Request: How many lines of the material below contain the string "name"? Answer with the number and nothing else.

Stored rows:

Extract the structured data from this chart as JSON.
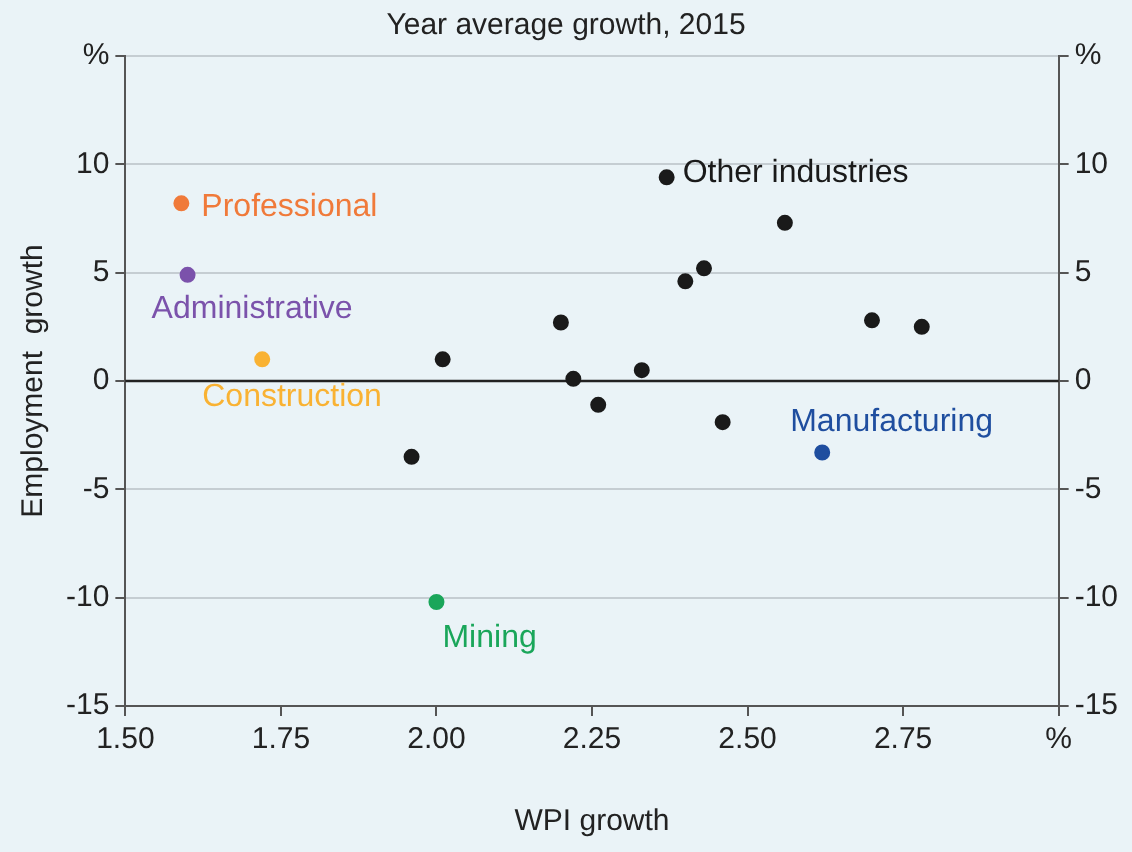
{
  "chart_data": {
    "type": "scatter",
    "title": "Year average growth, 2015",
    "xlabel": "WPI growth",
    "ylabel": "Employment  growth",
    "xlim": [
      1.5,
      3.0
    ],
    "xticks": [
      {
        "value": 1.5,
        "label": "1.50"
      },
      {
        "value": 1.75,
        "label": "1.75"
      },
      {
        "value": 2.0,
        "label": "2.00"
      },
      {
        "value": 2.25,
        "label": "2.25"
      },
      {
        "value": 2.5,
        "label": "2.50"
      },
      {
        "value": 2.75,
        "label": "2.75"
      },
      {
        "value": 3.0,
        "label": "%"
      }
    ],
    "ylim": [
      -15,
      15
    ],
    "yticks": [
      -15,
      -10,
      -5,
      0,
      5,
      10,
      {
        "value": 15,
        "label": "%"
      }
    ],
    "y2lim": [
      -15,
      15
    ],
    "y2ticks": [
      -15,
      -10,
      -5,
      0,
      5,
      10,
      {
        "value": 15,
        "label": "%"
      }
    ],
    "grid": "y",
    "legend": false,
    "marker": "circle",
    "series": [
      {
        "name": "Professional",
        "color": "#f07a3a",
        "x": [
          1.59
        ],
        "values": [
          8.2
        ]
      },
      {
        "name": "Administrative",
        "color": "#7b52ab",
        "x": [
          1.6
        ],
        "values": [
          4.9
        ]
      },
      {
        "name": "Construction",
        "color": "#f9b233",
        "x": [
          1.72
        ],
        "values": [
          1.0
        ]
      },
      {
        "name": "Mining",
        "color": "#1aa65a",
        "x": [
          2.0
        ],
        "values": [
          -10.2
        ]
      },
      {
        "name": "Manufacturing",
        "color": "#1f4e9f",
        "x": [
          2.62
        ],
        "values": [
          -3.3
        ]
      },
      {
        "name": "Other industries",
        "color": "#1a1a1a",
        "x": [
          2.37,
          2.56,
          2.4,
          2.43,
          2.2,
          2.01,
          2.22,
          2.33,
          2.26,
          2.46,
          1.96,
          2.7,
          2.78
        ],
        "values": [
          9.4,
          7.3,
          4.6,
          5.2,
          2.7,
          1.0,
          0.1,
          0.5,
          -1.1,
          -1.9,
          -3.5,
          2.8,
          2.5
        ]
      }
    ]
  }
}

Reply: 6